WHAT IS EXPECTED: Gather up every line from the entries below that uses the word "Days".

DATA TO EXAMINE:

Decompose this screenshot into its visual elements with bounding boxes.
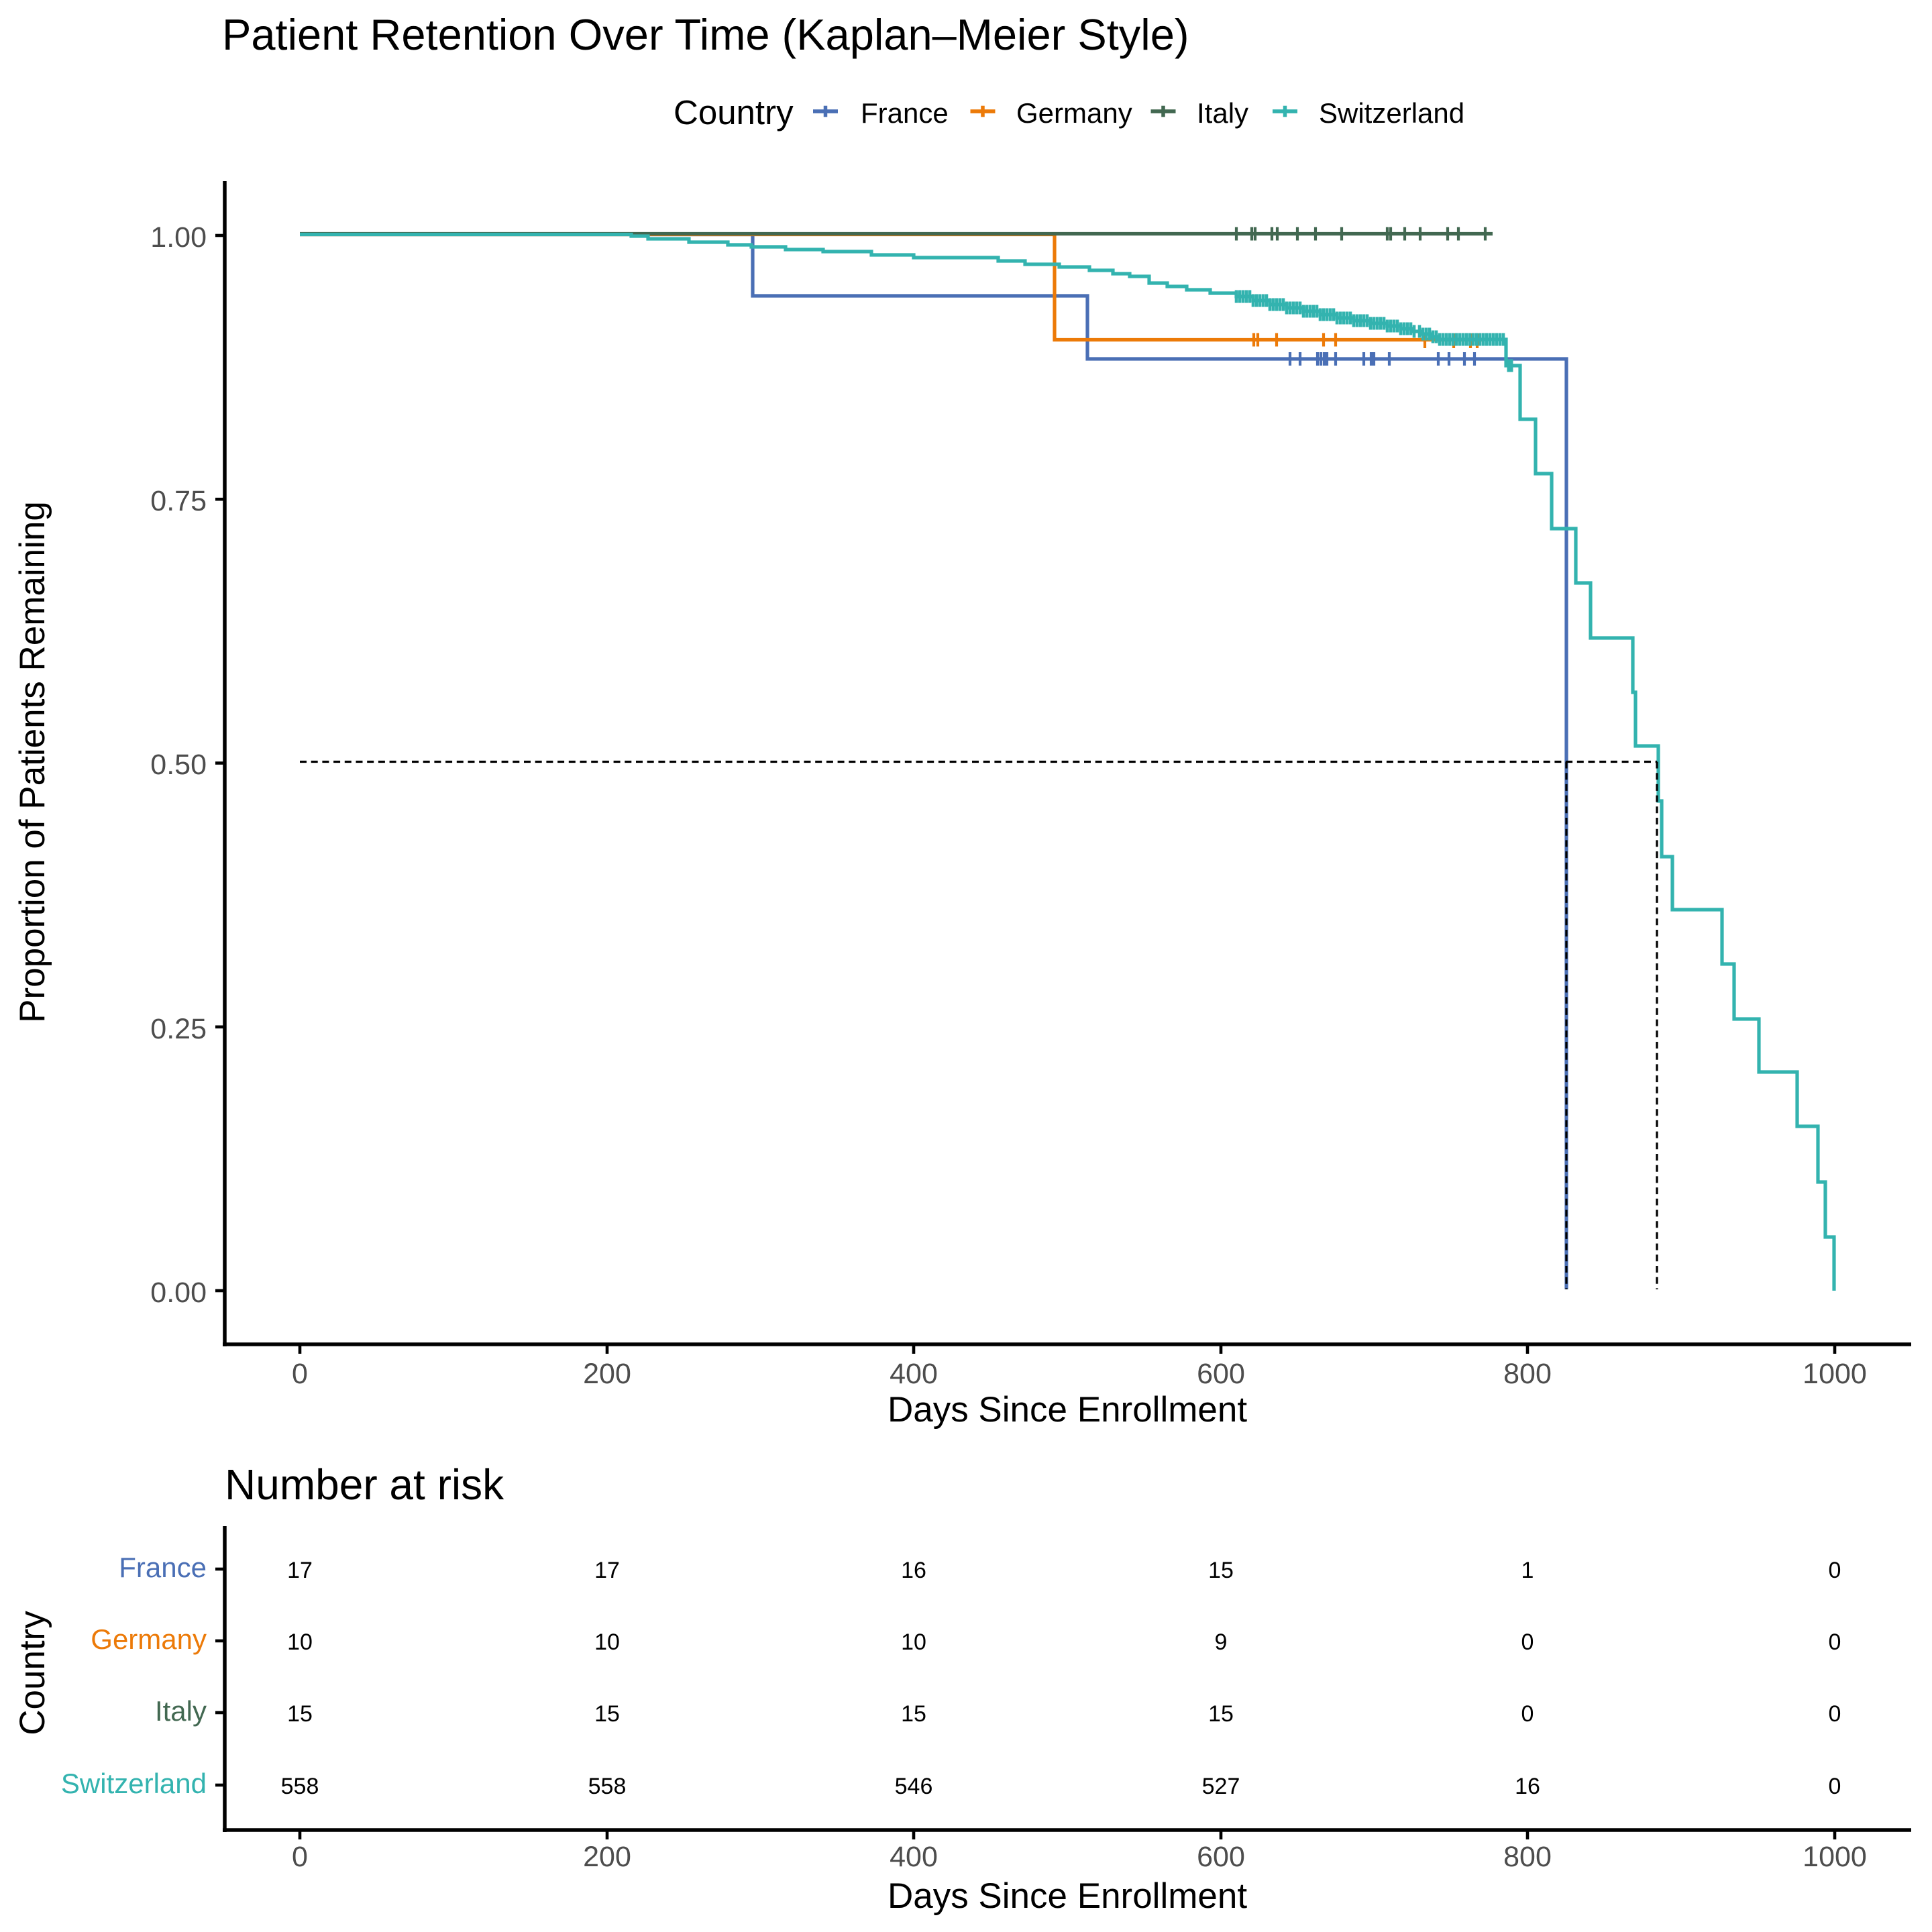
svg-text:1000: 1000	[1803, 1358, 1867, 1390]
svg-text:Germany: Germany	[91, 1623, 207, 1655]
svg-text:Country: Country	[674, 93, 794, 131]
svg-text:0: 0	[292, 1358, 308, 1390]
svg-text:Switzerland: Switzerland	[1319, 97, 1464, 129]
svg-text:0: 0	[292, 1841, 308, 1873]
svg-text:Patient Retention Over Time (K: Patient Retention Over Time (Kaplan–Meie…	[222, 10, 1189, 59]
svg-text:10: 10	[901, 1629, 926, 1655]
svg-text:0.50: 0.50	[150, 749, 207, 781]
svg-text:Italy: Italy	[155, 1695, 207, 1727]
svg-text:0: 0	[1829, 1701, 1841, 1727]
svg-text:800: 800	[1503, 1358, 1552, 1390]
svg-text:400: 400	[890, 1841, 938, 1873]
svg-text:1.00: 1.00	[150, 221, 207, 254]
svg-text:15: 15	[594, 1701, 620, 1727]
svg-text:0: 0	[1829, 1558, 1841, 1583]
svg-text:France: France	[861, 97, 949, 129]
svg-text:Switzerland: Switzerland	[61, 1768, 207, 1799]
svg-text:Country: Country	[13, 1611, 52, 1735]
svg-text:558: 558	[281, 1774, 319, 1799]
svg-text:Days Since Enrollment: Days Since Enrollment	[888, 1390, 1247, 1430]
svg-text:16: 16	[901, 1558, 926, 1583]
svg-text:0.75: 0.75	[150, 485, 207, 517]
svg-text:0: 0	[1521, 1701, 1534, 1727]
svg-text:Days Since Enrollment: Days Since Enrollment	[888, 1876, 1247, 1916]
svg-text:600: 600	[1197, 1841, 1245, 1873]
svg-text:Proportion of Patients Remaini: Proportion of Patients Remaining	[13, 501, 52, 1023]
svg-text:Italy: Italy	[1197, 97, 1248, 129]
svg-text:1: 1	[1521, 1558, 1534, 1583]
svg-text:200: 200	[583, 1841, 631, 1873]
svg-text:16: 16	[1515, 1774, 1540, 1799]
svg-text:17: 17	[594, 1558, 620, 1583]
svg-text:0: 0	[1521, 1629, 1534, 1655]
svg-text:15: 15	[287, 1701, 313, 1727]
svg-text:800: 800	[1503, 1841, 1552, 1873]
svg-text:1000: 1000	[1803, 1841, 1867, 1873]
svg-text:0.00: 0.00	[150, 1277, 207, 1309]
svg-text:15: 15	[1208, 1701, 1234, 1727]
svg-text:15: 15	[1208, 1558, 1234, 1583]
svg-text:9: 9	[1215, 1629, 1228, 1655]
svg-text:10: 10	[594, 1629, 620, 1655]
svg-text:600: 600	[1197, 1358, 1245, 1390]
svg-text:527: 527	[1202, 1774, 1240, 1799]
svg-text:17: 17	[287, 1558, 313, 1583]
svg-text:0: 0	[1829, 1774, 1841, 1799]
svg-text:15: 15	[901, 1701, 926, 1727]
svg-text:Germany: Germany	[1016, 97, 1132, 129]
svg-text:0.25: 0.25	[150, 1013, 207, 1045]
svg-text:France: France	[119, 1552, 207, 1583]
svg-text:400: 400	[890, 1358, 938, 1390]
svg-text:558: 558	[588, 1774, 627, 1799]
svg-text:200: 200	[583, 1358, 631, 1390]
svg-text:Number at risk: Number at risk	[225, 1460, 504, 1509]
svg-text:546: 546	[895, 1774, 933, 1799]
svg-text:0: 0	[1829, 1629, 1841, 1655]
svg-text:10: 10	[287, 1629, 313, 1655]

YOUR SOLUTION:
svg-text:Days Since Enrollment: Days Since Enrollment	[888, 1390, 1247, 1430]
svg-text:Days Since Enrollment: Days Since Enrollment	[888, 1876, 1247, 1916]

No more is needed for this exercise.